— Your task —
Below are the entries; state how many of their lines contain the string "cuando", and nothing more.
──────── Extracted material
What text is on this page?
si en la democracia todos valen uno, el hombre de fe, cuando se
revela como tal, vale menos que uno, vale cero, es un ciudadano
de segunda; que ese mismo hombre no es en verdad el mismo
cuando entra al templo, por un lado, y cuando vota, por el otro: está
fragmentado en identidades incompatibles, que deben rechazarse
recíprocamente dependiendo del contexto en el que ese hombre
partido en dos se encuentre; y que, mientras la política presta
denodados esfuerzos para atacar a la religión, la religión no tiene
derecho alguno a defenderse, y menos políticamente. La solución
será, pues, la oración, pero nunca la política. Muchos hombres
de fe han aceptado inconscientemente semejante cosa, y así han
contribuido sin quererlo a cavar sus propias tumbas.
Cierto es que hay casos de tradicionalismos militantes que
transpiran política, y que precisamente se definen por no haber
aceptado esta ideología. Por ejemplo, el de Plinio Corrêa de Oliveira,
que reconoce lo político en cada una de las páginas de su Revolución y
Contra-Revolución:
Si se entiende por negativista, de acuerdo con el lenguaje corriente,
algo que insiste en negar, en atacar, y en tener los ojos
────────────────
— Final result —
2